• _WRITTEN TASK_
Pick out all lines with the word "TradingView" from the records that follow.

• _DATA EXTRACT_

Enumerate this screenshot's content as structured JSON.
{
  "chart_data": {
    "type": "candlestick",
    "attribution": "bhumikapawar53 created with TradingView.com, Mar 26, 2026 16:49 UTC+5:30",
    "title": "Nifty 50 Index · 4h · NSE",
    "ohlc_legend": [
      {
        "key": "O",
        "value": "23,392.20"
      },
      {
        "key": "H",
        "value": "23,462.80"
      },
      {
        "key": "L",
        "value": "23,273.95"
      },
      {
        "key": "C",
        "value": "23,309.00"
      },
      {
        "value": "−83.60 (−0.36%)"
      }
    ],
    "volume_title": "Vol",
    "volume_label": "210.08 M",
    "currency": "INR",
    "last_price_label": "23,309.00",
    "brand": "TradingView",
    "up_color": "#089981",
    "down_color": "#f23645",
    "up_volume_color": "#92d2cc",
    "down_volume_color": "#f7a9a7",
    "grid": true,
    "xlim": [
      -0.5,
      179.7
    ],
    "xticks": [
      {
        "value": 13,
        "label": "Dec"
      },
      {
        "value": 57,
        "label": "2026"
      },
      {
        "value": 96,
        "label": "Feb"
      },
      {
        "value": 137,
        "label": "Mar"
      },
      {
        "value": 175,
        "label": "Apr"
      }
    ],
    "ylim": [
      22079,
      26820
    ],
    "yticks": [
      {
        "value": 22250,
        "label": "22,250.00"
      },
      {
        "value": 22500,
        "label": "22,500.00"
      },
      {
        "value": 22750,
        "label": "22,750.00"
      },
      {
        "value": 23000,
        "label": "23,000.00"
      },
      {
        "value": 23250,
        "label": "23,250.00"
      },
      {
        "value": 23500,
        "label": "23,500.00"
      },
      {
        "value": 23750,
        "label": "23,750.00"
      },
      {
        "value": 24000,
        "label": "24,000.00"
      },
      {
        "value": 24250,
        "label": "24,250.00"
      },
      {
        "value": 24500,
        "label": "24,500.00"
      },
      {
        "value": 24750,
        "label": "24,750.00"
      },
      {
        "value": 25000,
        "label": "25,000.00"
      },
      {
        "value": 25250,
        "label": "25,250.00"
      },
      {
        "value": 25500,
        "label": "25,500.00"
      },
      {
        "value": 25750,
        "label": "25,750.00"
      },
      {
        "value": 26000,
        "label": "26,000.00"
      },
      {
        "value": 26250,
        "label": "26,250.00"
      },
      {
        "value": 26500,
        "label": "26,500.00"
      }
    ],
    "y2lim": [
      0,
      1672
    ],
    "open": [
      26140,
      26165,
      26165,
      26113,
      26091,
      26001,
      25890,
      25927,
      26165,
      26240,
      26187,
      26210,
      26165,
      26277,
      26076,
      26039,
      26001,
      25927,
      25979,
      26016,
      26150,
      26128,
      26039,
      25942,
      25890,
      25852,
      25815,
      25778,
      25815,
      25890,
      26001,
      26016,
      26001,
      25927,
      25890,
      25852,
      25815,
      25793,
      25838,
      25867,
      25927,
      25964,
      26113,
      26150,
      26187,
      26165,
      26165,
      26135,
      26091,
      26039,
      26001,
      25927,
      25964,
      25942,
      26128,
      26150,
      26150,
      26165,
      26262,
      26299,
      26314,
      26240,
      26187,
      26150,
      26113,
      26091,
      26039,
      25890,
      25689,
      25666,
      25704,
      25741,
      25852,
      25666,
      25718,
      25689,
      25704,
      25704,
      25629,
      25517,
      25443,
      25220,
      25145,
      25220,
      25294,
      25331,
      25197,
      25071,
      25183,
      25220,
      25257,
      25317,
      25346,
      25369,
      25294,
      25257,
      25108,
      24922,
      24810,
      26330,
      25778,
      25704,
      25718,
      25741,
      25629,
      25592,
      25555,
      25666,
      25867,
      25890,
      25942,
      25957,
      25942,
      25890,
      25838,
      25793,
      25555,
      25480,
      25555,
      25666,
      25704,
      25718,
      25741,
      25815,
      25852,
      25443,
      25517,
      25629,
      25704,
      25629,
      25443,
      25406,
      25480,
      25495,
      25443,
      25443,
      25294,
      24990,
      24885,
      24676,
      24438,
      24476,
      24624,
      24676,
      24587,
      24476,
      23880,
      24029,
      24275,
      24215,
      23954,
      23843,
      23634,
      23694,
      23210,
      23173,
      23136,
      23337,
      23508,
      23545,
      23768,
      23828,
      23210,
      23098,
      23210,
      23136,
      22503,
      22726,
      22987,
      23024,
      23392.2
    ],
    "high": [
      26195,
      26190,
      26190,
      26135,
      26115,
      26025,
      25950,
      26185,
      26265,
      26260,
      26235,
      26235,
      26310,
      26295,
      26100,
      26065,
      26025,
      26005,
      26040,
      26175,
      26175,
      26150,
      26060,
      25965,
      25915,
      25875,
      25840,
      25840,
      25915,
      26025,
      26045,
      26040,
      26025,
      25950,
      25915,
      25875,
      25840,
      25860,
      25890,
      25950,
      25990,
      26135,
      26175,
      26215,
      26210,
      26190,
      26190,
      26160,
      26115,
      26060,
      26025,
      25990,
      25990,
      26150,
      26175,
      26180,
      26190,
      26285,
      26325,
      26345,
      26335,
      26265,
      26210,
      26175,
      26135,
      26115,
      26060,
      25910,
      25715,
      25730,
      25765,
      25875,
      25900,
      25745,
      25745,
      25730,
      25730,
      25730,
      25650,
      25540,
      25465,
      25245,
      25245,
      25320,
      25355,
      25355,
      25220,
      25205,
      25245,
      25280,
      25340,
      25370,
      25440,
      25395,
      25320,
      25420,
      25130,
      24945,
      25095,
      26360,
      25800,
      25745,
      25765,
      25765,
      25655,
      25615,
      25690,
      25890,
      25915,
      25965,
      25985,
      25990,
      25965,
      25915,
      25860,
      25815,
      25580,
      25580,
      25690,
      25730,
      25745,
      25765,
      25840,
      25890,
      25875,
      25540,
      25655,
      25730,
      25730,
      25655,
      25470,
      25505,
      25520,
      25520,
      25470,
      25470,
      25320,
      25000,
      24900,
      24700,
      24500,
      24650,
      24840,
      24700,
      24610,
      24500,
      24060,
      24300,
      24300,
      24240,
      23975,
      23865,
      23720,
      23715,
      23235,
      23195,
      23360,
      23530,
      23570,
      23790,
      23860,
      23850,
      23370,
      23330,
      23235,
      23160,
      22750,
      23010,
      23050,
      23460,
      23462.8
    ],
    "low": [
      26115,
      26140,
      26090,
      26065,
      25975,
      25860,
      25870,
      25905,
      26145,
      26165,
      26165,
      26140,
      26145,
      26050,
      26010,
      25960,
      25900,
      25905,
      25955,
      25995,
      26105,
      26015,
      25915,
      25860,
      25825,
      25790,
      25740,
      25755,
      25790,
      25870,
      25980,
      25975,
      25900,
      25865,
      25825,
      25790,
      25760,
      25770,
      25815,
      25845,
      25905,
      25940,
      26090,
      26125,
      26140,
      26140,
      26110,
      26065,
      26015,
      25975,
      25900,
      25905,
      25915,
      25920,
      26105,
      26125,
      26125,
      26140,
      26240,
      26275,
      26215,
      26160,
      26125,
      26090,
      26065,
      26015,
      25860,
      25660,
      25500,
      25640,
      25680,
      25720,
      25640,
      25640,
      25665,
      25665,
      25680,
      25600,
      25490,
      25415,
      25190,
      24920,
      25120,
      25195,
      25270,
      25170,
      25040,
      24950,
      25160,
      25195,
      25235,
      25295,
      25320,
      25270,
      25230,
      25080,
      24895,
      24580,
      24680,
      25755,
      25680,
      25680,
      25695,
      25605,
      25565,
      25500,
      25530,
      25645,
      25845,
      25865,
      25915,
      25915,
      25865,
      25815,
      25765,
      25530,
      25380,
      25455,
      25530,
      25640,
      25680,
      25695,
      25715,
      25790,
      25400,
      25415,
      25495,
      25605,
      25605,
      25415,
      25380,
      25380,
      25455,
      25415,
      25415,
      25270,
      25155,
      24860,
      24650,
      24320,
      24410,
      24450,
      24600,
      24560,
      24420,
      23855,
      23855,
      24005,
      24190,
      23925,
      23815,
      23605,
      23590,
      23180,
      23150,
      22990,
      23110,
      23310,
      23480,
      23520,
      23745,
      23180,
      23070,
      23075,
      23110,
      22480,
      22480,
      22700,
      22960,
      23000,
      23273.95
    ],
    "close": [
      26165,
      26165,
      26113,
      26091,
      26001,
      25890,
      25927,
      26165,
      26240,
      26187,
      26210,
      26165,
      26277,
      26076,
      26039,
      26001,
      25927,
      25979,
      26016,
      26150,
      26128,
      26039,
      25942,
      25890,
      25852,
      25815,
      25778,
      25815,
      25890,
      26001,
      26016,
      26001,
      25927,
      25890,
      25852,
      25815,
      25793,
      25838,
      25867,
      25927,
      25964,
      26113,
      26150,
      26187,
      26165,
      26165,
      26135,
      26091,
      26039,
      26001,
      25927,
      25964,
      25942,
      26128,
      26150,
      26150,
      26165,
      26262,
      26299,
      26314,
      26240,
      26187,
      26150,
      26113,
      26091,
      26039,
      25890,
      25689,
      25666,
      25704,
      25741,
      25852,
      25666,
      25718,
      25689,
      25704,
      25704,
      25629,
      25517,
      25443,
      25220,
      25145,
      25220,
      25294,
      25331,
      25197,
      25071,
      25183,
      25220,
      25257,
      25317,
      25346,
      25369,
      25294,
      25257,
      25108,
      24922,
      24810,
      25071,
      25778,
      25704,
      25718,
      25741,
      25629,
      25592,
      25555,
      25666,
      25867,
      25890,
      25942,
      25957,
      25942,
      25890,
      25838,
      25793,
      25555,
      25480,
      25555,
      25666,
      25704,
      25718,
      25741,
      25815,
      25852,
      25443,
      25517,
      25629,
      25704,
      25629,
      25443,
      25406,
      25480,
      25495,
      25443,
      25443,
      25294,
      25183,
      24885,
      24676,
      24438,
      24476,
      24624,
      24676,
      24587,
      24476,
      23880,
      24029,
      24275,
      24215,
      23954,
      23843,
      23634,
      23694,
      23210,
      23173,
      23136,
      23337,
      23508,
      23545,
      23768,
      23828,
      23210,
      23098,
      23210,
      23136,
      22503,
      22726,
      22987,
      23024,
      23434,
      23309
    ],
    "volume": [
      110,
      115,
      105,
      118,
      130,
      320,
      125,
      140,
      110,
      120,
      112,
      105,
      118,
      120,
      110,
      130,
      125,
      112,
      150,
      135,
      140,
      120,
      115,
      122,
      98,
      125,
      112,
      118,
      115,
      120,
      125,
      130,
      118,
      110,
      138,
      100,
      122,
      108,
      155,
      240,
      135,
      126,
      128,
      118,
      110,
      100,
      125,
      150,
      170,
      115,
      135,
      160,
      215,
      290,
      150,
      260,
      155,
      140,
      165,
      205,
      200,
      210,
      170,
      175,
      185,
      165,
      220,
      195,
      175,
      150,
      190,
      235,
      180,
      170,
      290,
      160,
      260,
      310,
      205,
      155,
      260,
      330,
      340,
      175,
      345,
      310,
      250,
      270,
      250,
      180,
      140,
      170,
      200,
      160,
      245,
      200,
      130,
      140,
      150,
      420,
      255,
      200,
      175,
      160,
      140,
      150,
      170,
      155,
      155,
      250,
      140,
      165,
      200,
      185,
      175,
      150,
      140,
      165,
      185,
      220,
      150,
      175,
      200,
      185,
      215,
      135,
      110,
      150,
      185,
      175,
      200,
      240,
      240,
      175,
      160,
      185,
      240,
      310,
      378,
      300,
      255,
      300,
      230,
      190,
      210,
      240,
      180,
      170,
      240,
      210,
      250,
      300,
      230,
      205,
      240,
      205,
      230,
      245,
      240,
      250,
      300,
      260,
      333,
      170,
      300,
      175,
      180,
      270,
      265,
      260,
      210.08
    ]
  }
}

• _THE SOLUTION_
    "attribution": "bhumikapawar53 created with TradingView.com, Mar 26, 2026 16:49 UTC+5:30",
    "brand": "TradingView",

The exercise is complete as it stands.